> _STATED TASK_
Without the pictures, give the entries below again exactly as written.

────

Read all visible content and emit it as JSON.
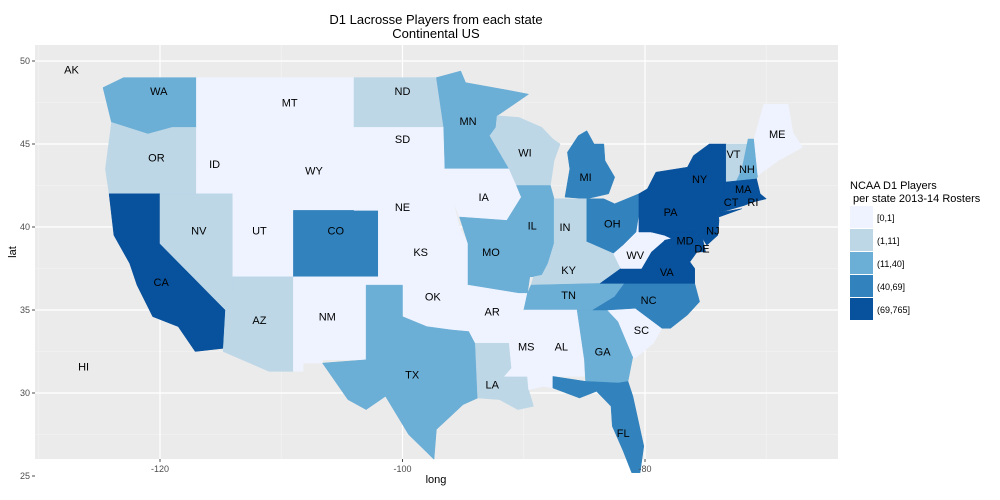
{
  "chart_data": {
    "type": "choropleth",
    "title": "D1 Lacrosse Players from each state",
    "subtitle": "Continental US",
    "xlabel": "long",
    "ylabel": "lat",
    "x_ticks": [
      -120,
      -100,
      -80
    ],
    "y_ticks": [
      25,
      30,
      35,
      40,
      45,
      50
    ],
    "xlim": [
      -130,
      -64
    ],
    "ylim": [
      24,
      51
    ],
    "legend": {
      "title_line1": "NCAA D1 Players",
      "title_line2": " per state 2013-14 Rosters",
      "bins": [
        "[0,1]",
        "(1,11]",
        "(11,40]",
        "(40,69]",
        "(69,765]"
      ],
      "colors": [
        "#eff3ff",
        "#bdd7e7",
        "#6baed6",
        "#3182bd",
        "#08519c"
      ]
    },
    "states": [
      {
        "abbr": "WA",
        "bin": 2
      },
      {
        "abbr": "OR",
        "bin": 1
      },
      {
        "abbr": "CA",
        "bin": 4
      },
      {
        "abbr": "ID",
        "bin": 0
      },
      {
        "abbr": "NV",
        "bin": 1
      },
      {
        "abbr": "MT",
        "bin": 0
      },
      {
        "abbr": "WY",
        "bin": 0
      },
      {
        "abbr": "UT",
        "bin": 0
      },
      {
        "abbr": "AZ",
        "bin": 1
      },
      {
        "abbr": "CO",
        "bin": 3
      },
      {
        "abbr": "NM",
        "bin": 0
      },
      {
        "abbr": "ND",
        "bin": 1
      },
      {
        "abbr": "SD",
        "bin": 0
      },
      {
        "abbr": "NE",
        "bin": 0
      },
      {
        "abbr": "KS",
        "bin": 0
      },
      {
        "abbr": "OK",
        "bin": 0
      },
      {
        "abbr": "TX",
        "bin": 2
      },
      {
        "abbr": "MN",
        "bin": 2
      },
      {
        "abbr": "IA",
        "bin": 0
      },
      {
        "abbr": "MO",
        "bin": 2
      },
      {
        "abbr": "AR",
        "bin": 0
      },
      {
        "abbr": "LA",
        "bin": 1
      },
      {
        "abbr": "WI",
        "bin": 1
      },
      {
        "abbr": "IL",
        "bin": 2
      },
      {
        "abbr": "MI",
        "bin": 3
      },
      {
        "abbr": "IN",
        "bin": 1
      },
      {
        "abbr": "OH",
        "bin": 3
      },
      {
        "abbr": "KY",
        "bin": 1
      },
      {
        "abbr": "TN",
        "bin": 2
      },
      {
        "abbr": "MS",
        "bin": 0
      },
      {
        "abbr": "AL",
        "bin": 0
      },
      {
        "abbr": "GA",
        "bin": 2
      },
      {
        "abbr": "FL",
        "bin": 3
      },
      {
        "abbr": "SC",
        "bin": 0
      },
      {
        "abbr": "NC",
        "bin": 3
      },
      {
        "abbr": "VA",
        "bin": 4
      },
      {
        "abbr": "WV",
        "bin": 0
      },
      {
        "abbr": "MD",
        "bin": 4
      },
      {
        "abbr": "DE",
        "bin": 4
      },
      {
        "abbr": "PA",
        "bin": 4
      },
      {
        "abbr": "NJ",
        "bin": 4
      },
      {
        "abbr": "NY",
        "bin": 4
      },
      {
        "abbr": "CT",
        "bin": 4
      },
      {
        "abbr": "RI",
        "bin": 4
      },
      {
        "abbr": "MA",
        "bin": 4
      },
      {
        "abbr": "VT",
        "bin": 1
      },
      {
        "abbr": "NH",
        "bin": 2
      },
      {
        "abbr": "ME",
        "bin": 0
      },
      {
        "abbr": "AK",
        "bin": null
      },
      {
        "abbr": "HI",
        "bin": null
      }
    ]
  }
}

────

> _REPLY TO THE EXERCISE_
Read all visible content and emit it as JSON.
{
  "chart_data": {
    "type": "choropleth",
    "title": "D1 Lacrosse Players from each state",
    "subtitle": "Continental US",
    "xlabel": "long",
    "ylabel": "lat",
    "x_ticks": [
      -120,
      -100,
      -80
    ],
    "y_ticks": [
      25,
      30,
      35,
      40,
      45,
      50
    ],
    "xlim": [
      -130,
      -64
    ],
    "ylim": [
      24,
      51
    ],
    "legend": {
      "title_line1": "NCAA D1 Players",
      "title_line2": " per state 2013-14 Rosters",
      "bins": [
        "[0,1]",
        "(1,11]",
        "(11,40]",
        "(40,69]",
        "(69,765]"
      ],
      "colors": [
        "#eff3ff",
        "#bdd7e7",
        "#6baed6",
        "#3182bd",
        "#08519c"
      ]
    },
    "states": [
      {
        "abbr": "WA",
        "bin": 2
      },
      {
        "abbr": "OR",
        "bin": 1
      },
      {
        "abbr": "CA",
        "bin": 4
      },
      {
        "abbr": "ID",
        "bin": 0
      },
      {
        "abbr": "NV",
        "bin": 1
      },
      {
        "abbr": "MT",
        "bin": 0
      },
      {
        "abbr": "WY",
        "bin": 0
      },
      {
        "abbr": "UT",
        "bin": 0
      },
      {
        "abbr": "AZ",
        "bin": 1
      },
      {
        "abbr": "CO",
        "bin": 3
      },
      {
        "abbr": "NM",
        "bin": 0
      },
      {
        "abbr": "ND",
        "bin": 1
      },
      {
        "abbr": "SD",
        "bin": 0
      },
      {
        "abbr": "NE",
        "bin": 0
      },
      {
        "abbr": "KS",
        "bin": 0
      },
      {
        "abbr": "OK",
        "bin": 0
      },
      {
        "abbr": "TX",
        "bin": 2
      },
      {
        "abbr": "MN",
        "bin": 2
      },
      {
        "abbr": "IA",
        "bin": 0
      },
      {
        "abbr": "MO",
        "bin": 2
      },
      {
        "abbr": "AR",
        "bin": 0
      },
      {
        "abbr": "LA",
        "bin": 1
      },
      {
        "abbr": "WI",
        "bin": 1
      },
      {
        "abbr": "IL",
        "bin": 2
      },
      {
        "abbr": "MI",
        "bin": 3
      },
      {
        "abbr": "IN",
        "bin": 1
      },
      {
        "abbr": "OH",
        "bin": 3
      },
      {
        "abbr": "KY",
        "bin": 1
      },
      {
        "abbr": "TN",
        "bin": 2
      },
      {
        "abbr": "MS",
        "bin": 0
      },
      {
        "abbr": "AL",
        "bin": 0
      },
      {
        "abbr": "GA",
        "bin": 2
      },
      {
        "abbr": "FL",
        "bin": 3
      },
      {
        "abbr": "SC",
        "bin": 0
      },
      {
        "abbr": "NC",
        "bin": 3
      },
      {
        "abbr": "VA",
        "bin": 4
      },
      {
        "abbr": "WV",
        "bin": 0
      },
      {
        "abbr": "MD",
        "bin": 4
      },
      {
        "abbr": "DE",
        "bin": 4
      },
      {
        "abbr": "PA",
        "bin": 4
      },
      {
        "abbr": "NJ",
        "bin": 4
      },
      {
        "abbr": "NY",
        "bin": 4
      },
      {
        "abbr": "CT",
        "bin": 4
      },
      {
        "abbr": "RI",
        "bin": 4
      },
      {
        "abbr": "MA",
        "bin": 4
      },
      {
        "abbr": "VT",
        "bin": 1
      },
      {
        "abbr": "NH",
        "bin": 2
      },
      {
        "abbr": "ME",
        "bin": 0
      },
      {
        "abbr": "AK",
        "bin": null
      },
      {
        "abbr": "HI",
        "bin": null
      }
    ]
  }
}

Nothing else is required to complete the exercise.